- THE TASK:
Repeat the listing in full, word for word.

- Data records:
== == ==
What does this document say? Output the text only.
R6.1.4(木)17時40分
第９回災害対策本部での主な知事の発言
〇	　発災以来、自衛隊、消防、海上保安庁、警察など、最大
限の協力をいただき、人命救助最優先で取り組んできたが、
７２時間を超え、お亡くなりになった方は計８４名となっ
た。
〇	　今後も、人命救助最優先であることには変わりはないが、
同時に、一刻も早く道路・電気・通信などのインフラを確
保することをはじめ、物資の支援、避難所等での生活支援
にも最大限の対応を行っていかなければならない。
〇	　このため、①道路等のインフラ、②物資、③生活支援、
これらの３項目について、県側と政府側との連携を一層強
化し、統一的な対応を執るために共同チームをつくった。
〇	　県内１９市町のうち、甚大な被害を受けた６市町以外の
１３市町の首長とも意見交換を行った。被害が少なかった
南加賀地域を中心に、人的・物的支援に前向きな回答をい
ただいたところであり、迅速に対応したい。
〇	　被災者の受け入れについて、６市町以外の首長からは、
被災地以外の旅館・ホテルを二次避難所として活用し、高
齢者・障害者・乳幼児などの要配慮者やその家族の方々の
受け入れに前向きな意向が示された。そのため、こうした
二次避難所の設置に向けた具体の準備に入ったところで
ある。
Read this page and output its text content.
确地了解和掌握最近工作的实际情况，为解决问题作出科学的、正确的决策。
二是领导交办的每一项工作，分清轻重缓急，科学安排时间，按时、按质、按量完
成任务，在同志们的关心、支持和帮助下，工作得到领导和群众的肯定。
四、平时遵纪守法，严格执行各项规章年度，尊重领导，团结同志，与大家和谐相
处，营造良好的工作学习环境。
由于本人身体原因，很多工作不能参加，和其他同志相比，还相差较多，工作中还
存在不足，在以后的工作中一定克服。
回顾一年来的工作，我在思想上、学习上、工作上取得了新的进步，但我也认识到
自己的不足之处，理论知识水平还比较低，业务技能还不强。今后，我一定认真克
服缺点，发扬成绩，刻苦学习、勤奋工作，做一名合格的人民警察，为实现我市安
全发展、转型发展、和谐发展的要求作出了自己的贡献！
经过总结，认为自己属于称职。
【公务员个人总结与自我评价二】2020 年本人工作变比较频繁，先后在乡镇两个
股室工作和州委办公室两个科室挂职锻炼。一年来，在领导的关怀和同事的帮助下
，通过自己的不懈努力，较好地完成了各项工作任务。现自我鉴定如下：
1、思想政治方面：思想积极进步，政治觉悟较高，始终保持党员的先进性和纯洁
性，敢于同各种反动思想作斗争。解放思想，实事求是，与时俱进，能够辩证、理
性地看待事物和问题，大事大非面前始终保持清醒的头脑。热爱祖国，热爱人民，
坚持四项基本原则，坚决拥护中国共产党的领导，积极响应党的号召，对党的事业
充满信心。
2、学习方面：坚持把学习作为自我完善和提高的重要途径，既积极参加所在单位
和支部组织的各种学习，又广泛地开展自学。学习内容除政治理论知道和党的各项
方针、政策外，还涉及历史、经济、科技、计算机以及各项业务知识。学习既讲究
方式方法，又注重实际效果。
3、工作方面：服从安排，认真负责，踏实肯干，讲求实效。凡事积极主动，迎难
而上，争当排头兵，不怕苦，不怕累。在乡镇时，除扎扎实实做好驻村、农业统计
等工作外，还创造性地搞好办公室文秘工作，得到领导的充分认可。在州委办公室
== == ==
- EXERCISE OUTPUT:
What does this document say? Output the text only.
R6.1.4(木)17時40分
第９回災害対策本部での主な知事の発言
〇	　発災以来、自衛隊、消防、海上保安庁、警察など、最大
限の協力をいただき、人命救助最優先で取り組んできたが、
７２時間を超え、お亡くなりになった方は計８４名となっ
た。
〇	　今後も、人命救助最優先であることには変わりはないが、
同時に、一刻も早く道路・電気・通信などのインフラを確
保することをはじめ、物資の支援、避難所等での生活支援
にも最大限の対応を行っていかなければならない。
〇	　このため、①道路等のインフラ、②物資、③生活支援、
これらの３項目について、県側と政府側との連携を一層強
化し、統一的な対応を執るために共同チームをつくった。
〇	　県内１９市町のうち、甚大な被害を受けた６市町以外の
１３市町の首長とも意見交換を行った。被害が少なかった
南加賀地域を中心に、人的・物的支援に前向きな回答をい
ただいたところであり、迅速に対応したい。
〇	　被災者の受け入れについて、６市町以外の首長からは、
被災地以外の旅館・ホテルを二次避難所として活用し、高
齢者・障害者・乳幼児などの要配慮者やその家族の方々の
受け入れに前向きな意向が示された。そのため、こうした
二次避難所の設置に向けた具体の準備に入ったところで
ある。
Read this page and output its text content.
确地了解和掌握最近工作的实际情况，为解决问题作出科学的、正确的决策。
二是领导交办的每一项工作，分清轻重缓急，科学安排时间，按时、按质、按量完
成任务，在同志们的关心、支持和帮助下，工作得到领导和群众的肯定。
四、平时遵纪守法，严格执行各项规章年度，尊重领导，团结同志，与大家和谐相
处，营造良好的工作学习环境。
由于本人身体原因，很多工作不能参加，和其他同志相比，还相差较多，工作中还
存在不足，在以后的工作中一定克服。
回顾一年来的工作，我在思想上、学习上、工作上取得了新的进步，但我也认识到
自己的不足之处，理论知识水平还比较低，业务技能还不强。今后，我一定认真克
服缺点，发扬成绩，刻苦学习、勤奋工作，做一名合格的人民警察，为实现我市安
全发展、转型发展、和谐发展的要求作出了自己的贡献！
经过总结，认为自己属于称职。
【公务员个人总结与自我评价二】2020 年本人工作变比较频繁，先后在乡镇两个
股室工作和州委办公室两个科室挂职锻炼。一年来，在领导的关怀和同事的帮助下
，通过自己的不懈努力，较好地完成了各项工作任务。现自我鉴定如下：
1、思想政治方面：思想积极进步，政治觉悟较高，始终保持党员的先进性和纯洁
性，敢于同各种反动思想作斗争。解放思想，实事求是，与时俱进，能够辩证、理
性地看待事物和问题，大事大非面前始终保持清醒的头脑。热爱祖国，热爱人民，
坚持四项基本原则，坚决拥护中国共产党的领导，积极响应党的号召，对党的事业
充满信心。
2、学习方面：坚持把学习作为自我完善和提高的重要途径，既积极参加所在单位
和支部组织的各种学习，又广泛地开展自学。学习内容除政治理论知道和党的各项
方针、政策外，还涉及历史、经济、科技、计算机以及各项业务知识。学习既讲究
方式方法，又注重实际效果。
3、工作方面：服从安排，认真负责，踏实肯干，讲求实效。凡事积极主动，迎难
而上，争当排头兵，不怕苦，不怕累。在乡镇时，除扎扎实实做好驻村、农业统计
等工作外，还创造性地搞好办公室文秘工作，得到领导的充分认可。在州委办公室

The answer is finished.